**WHAT YOU HAVE TO DO**
Copy every line in which the string "devant" occurs.

--- start of MATERIAL ---

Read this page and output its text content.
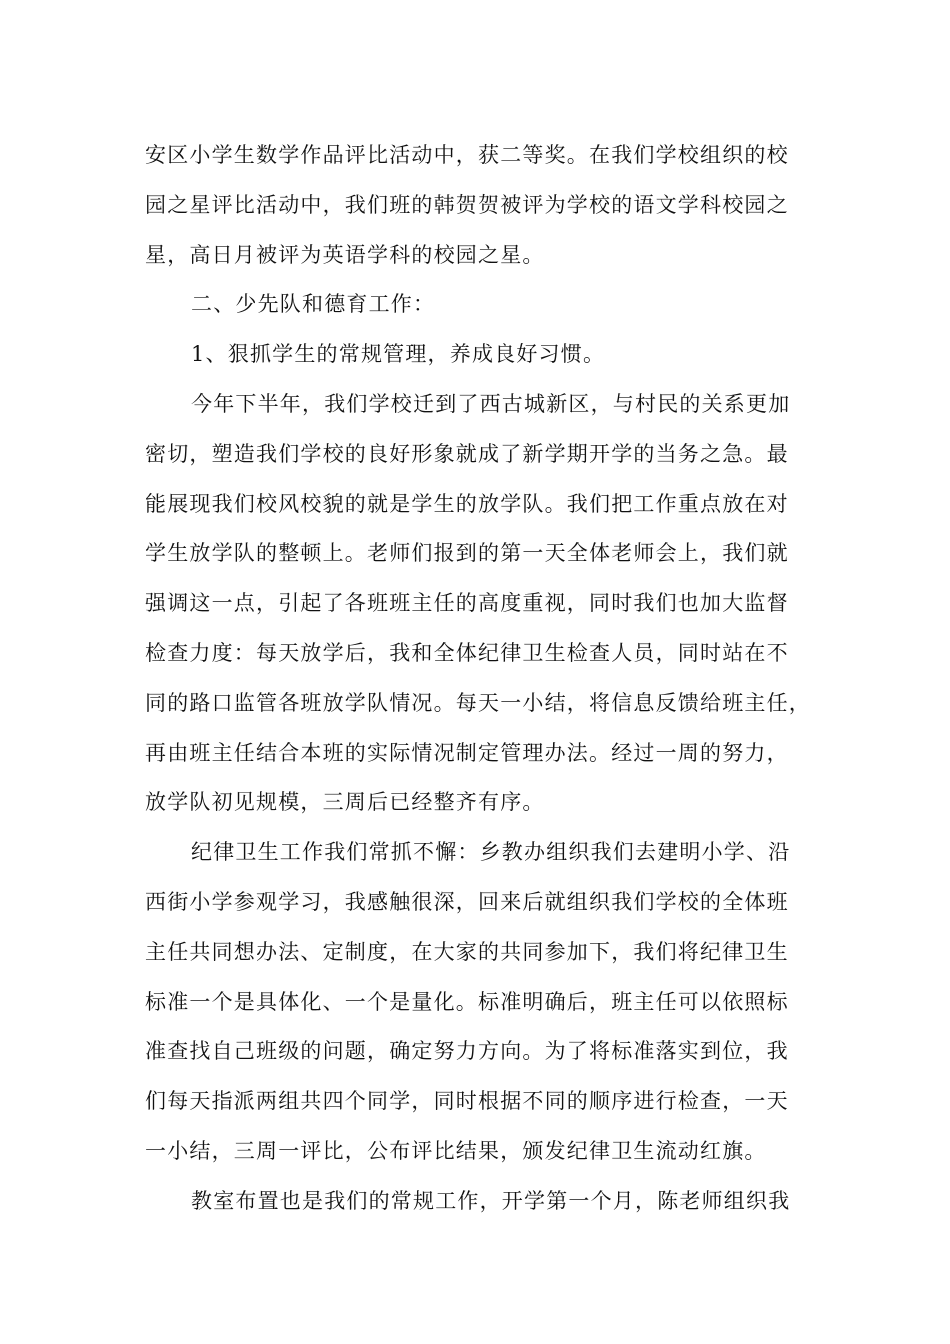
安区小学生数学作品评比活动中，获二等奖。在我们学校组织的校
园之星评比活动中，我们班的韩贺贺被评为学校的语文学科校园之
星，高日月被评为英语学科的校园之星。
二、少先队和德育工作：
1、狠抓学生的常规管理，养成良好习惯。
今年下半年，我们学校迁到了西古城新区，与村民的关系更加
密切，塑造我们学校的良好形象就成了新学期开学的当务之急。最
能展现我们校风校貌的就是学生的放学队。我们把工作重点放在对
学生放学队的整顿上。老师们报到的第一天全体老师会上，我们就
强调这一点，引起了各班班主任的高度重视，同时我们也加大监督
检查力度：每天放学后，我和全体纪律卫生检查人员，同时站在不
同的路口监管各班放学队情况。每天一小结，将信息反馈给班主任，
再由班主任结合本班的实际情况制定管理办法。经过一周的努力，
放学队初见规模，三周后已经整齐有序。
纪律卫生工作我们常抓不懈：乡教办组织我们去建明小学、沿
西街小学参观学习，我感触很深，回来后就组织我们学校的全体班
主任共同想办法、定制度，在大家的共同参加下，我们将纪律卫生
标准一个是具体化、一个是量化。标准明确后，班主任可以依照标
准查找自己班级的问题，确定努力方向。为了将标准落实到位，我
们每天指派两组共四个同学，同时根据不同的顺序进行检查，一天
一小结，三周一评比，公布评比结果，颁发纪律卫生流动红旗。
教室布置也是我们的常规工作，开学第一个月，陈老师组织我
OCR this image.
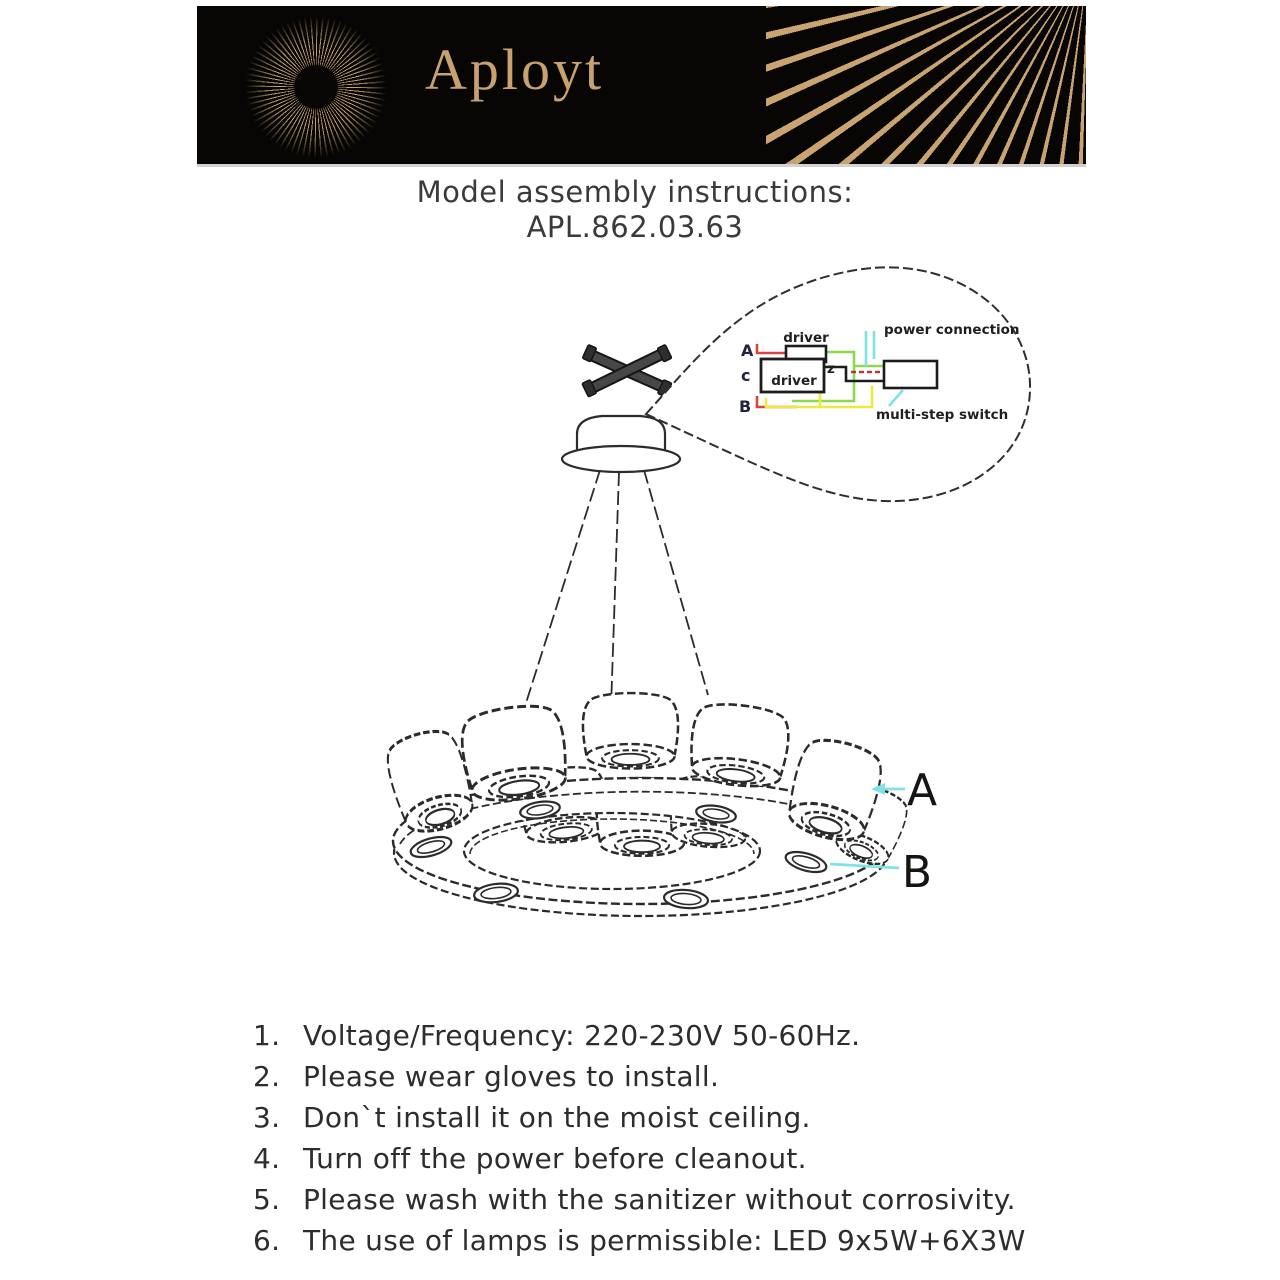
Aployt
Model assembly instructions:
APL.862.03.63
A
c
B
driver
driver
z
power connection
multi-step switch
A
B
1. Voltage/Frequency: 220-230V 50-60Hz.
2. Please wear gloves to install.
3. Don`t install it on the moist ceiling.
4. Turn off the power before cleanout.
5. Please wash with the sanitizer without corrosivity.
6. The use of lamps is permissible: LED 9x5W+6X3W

--- end of MATERIAL ---
--- start of MATERIAL ---

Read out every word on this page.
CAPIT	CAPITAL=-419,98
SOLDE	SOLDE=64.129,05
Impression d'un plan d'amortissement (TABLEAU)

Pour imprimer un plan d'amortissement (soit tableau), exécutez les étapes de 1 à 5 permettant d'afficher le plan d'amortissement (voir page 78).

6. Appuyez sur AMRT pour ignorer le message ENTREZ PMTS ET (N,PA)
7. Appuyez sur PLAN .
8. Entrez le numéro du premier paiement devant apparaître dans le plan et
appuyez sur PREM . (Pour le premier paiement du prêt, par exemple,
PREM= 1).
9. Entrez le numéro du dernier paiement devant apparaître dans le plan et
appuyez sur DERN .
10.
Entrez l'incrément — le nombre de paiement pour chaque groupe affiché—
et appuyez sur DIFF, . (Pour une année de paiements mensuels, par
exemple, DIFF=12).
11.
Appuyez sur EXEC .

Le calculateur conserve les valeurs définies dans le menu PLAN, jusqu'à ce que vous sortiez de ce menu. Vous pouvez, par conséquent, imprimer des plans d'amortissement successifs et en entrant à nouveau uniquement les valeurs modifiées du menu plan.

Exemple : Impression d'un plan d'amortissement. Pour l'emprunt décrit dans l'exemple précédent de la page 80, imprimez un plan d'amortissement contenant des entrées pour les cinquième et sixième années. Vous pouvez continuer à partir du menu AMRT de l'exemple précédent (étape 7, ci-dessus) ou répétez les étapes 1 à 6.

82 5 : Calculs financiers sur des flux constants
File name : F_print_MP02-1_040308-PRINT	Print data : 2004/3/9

--- end of MATERIAL ---

**ANSWER FOR THE TASK**
8. Entrez le numéro du premier paiement devant apparaître dans le plan et
9. Entrez le numéro du dernier paiement devant apparaître dans le plan et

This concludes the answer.